:: Document ::

Rencontre avec le comman­dant du Surcouf. Je couche sur la Belle-Isle, qui doit appareiller le lendemain pour Terre-Neuve. Quarante-cinq ouvriers du Middle West se trouvent à bord. Ils vont construire l’aéroport de Terre-Neuve.

26 janvier

Départ vers 6 heures : soixante-cinq bateaux forment le convoi. Belle lumière, il fait très froid. On m’a donné la cabine de luxe, ornée d’un fauteuil rotatif capitonné de peluche rouge !

27 janvier

Une mer mauvaise : les ouvriers du Middle West disparaissent du pont. Certains d’entre eux n’ont jamais vu la mer. Ils me prennent pour une femme-mis­sionnaire, à cause de ma croix de Lorraine, ils me font leurs confidences.

28 janvier

Notre bateau recueille qua­rante-deux survivants d’un navire torpillé entre New York et Halifax. Ce sont des Ecossais. Les ouvriers du Middle West en sont très frappés, ils décident à l’unanimité de rentrer aux Etats-Unis par voie de terre.

:::

[Consigne]
Recopiez le document ci-dessus en entier, s'il vous plaît, sans y changer un mot.

:: Lignes de données ::

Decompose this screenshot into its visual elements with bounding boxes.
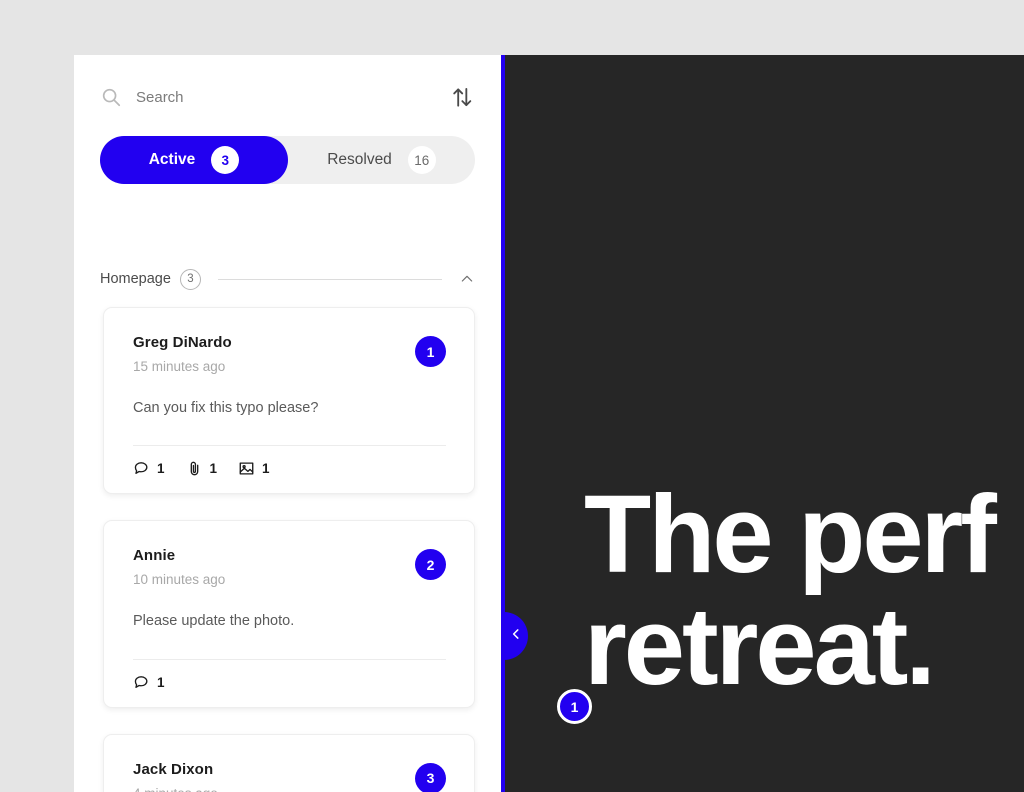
group-label: Homepage bbox=[100, 271, 171, 287]
card-header: Greg DiNardo 15 minutes ago 1 bbox=[133, 334, 446, 374]
meta-attachments[interactable]: 1 bbox=[186, 460, 218, 477]
meta-replies-count: 1 bbox=[157, 674, 165, 690]
meta-replies[interactable]: 1 bbox=[133, 460, 165, 477]
tab-resolved[interactable]: Resolved 16 bbox=[288, 136, 475, 184]
card-author-block: Jack Dixon 4 minutes ago bbox=[133, 761, 415, 792]
group-header-homepage[interactable]: Homepage 3 bbox=[100, 265, 475, 293]
hero-headline-line-1: The perf bbox=[584, 473, 997, 596]
comment-card-list: Greg DiNardo 15 minutes ago 1 Can you fi… bbox=[74, 307, 501, 792]
search-icon bbox=[100, 86, 122, 108]
card-timestamp: 4 minutes ago bbox=[133, 786, 415, 792]
status-filter-tabs: Active 3 Resolved 16 bbox=[100, 136, 475, 184]
panel-divider bbox=[501, 55, 505, 792]
card-header: Annie 10 minutes ago 2 bbox=[133, 547, 446, 587]
tab-active[interactable]: Active 3 bbox=[100, 136, 288, 184]
hero-headline: The perf retreat. bbox=[584, 473, 997, 708]
tab-resolved-count: 16 bbox=[407, 146, 436, 174]
comment-bubble-icon bbox=[133, 460, 150, 477]
card-index-badge: 1 bbox=[415, 336, 446, 367]
meta-replies-count: 1 bbox=[157, 461, 165, 477]
card-header: Jack Dixon 4 minutes ago 3 bbox=[133, 761, 446, 792]
card-author: Jack Dixon bbox=[133, 760, 214, 778]
search-field-group[interactable] bbox=[100, 86, 449, 108]
meta-attachments-count: 1 bbox=[209, 461, 218, 477]
tab-active-count: 3 bbox=[211, 146, 240, 174]
meta-replies[interactable]: 1 bbox=[133, 674, 165, 691]
sort-arrows-icon[interactable] bbox=[449, 84, 475, 110]
group-count: 3 bbox=[179, 268, 201, 290]
card-timestamp: 15 minutes ago bbox=[133, 359, 226, 374]
meta-images-count: 1 bbox=[262, 461, 270, 477]
app-root: Active 3 Resolved 16 Homepage 3 bbox=[0, 0, 1024, 792]
card-author: Annie bbox=[133, 547, 176, 565]
paperclip-icon bbox=[186, 460, 203, 477]
search-bar bbox=[74, 55, 501, 139]
card-body-text: Can you fix this typo please? bbox=[133, 400, 319, 416]
card-author-block: Annie 10 minutes ago bbox=[133, 547, 415, 587]
comment-card[interactable]: Jack Dixon 4 minutes ago 3 bbox=[103, 733, 475, 792]
group-divider bbox=[217, 278, 442, 280]
card-body-text: Please update the photo. bbox=[133, 613, 295, 630]
comment-card[interactable]: Greg DiNardo 15 minutes ago 1 Can you fi… bbox=[103, 307, 475, 495]
card-index-badge: 2 bbox=[415, 549, 446, 581]
tab-resolved-label: Resolved bbox=[327, 151, 392, 168]
card-author-block: Greg DiNardo 15 minutes ago bbox=[133, 334, 415, 374]
card-meta-row: 1 bbox=[133, 660, 446, 707]
meta-images[interactable]: 1 bbox=[238, 460, 270, 477]
chevron-left-icon bbox=[509, 627, 523, 646]
tab-active-label: Active bbox=[148, 151, 196, 168]
card-meta-row: 1 1 1 bbox=[133, 446, 446, 493]
search-input[interactable] bbox=[136, 88, 376, 106]
card-author: Greg DiNardo bbox=[133, 334, 232, 351]
comment-pin-marker[interactable]: 1 bbox=[557, 689, 592, 724]
comment-card[interactable]: Annie 10 minutes ago 2 Please update the… bbox=[103, 520, 475, 708]
card-index-badge: 3 bbox=[415, 762, 446, 792]
hero-headline-line-2: retreat. bbox=[584, 585, 936, 708]
design-preview-panel: The perf retreat. 1 bbox=[505, 55, 1024, 792]
comments-sidebar: Active 3 Resolved 16 Homepage 3 bbox=[74, 55, 501, 792]
image-icon bbox=[238, 460, 255, 477]
card-timestamp: 10 minutes ago bbox=[133, 572, 226, 588]
chevron-up-icon[interactable] bbox=[459, 271, 475, 287]
comment-bubble-icon bbox=[133, 674, 150, 691]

:::

[Réponse ci-dessous]
Rencontre avec le comman­dant du Surcouf. Je couche sur la Belle-Isle, qui doit appareiller le lendemain pour Terre-Neuve. Quarante-cinq ouvriers du Middle West se trouvent à bord. Ils vont construire l’aéroport de Terre-Neuve.

26 janvier

Départ vers 6 heures : soixante-cinq bateaux forment le convoi. Belle lumière, il fait très froid. On m’a donné la cabine de luxe, ornée d’un fauteuil rotatif capitonné de peluche rouge !

27 janvier

Une mer mauvaise : les ouvriers du Middle West disparaissent du pont. Certains d’entre eux n’ont jamais vu la mer. Ils me prennent pour une femme-mis­sionnaire, à cause de ma croix de Lorraine, ils me font leurs confidences.

28 janvier

Notre bateau recueille qua­rante-deux survivants d’un navire torpillé entre New York et Halifax. Ce sont des Ecossais. Les ouvriers du Middle West en sont très frappés, ils décident à l’unanimité de rentrer aux Etats-Unis par voie de terre.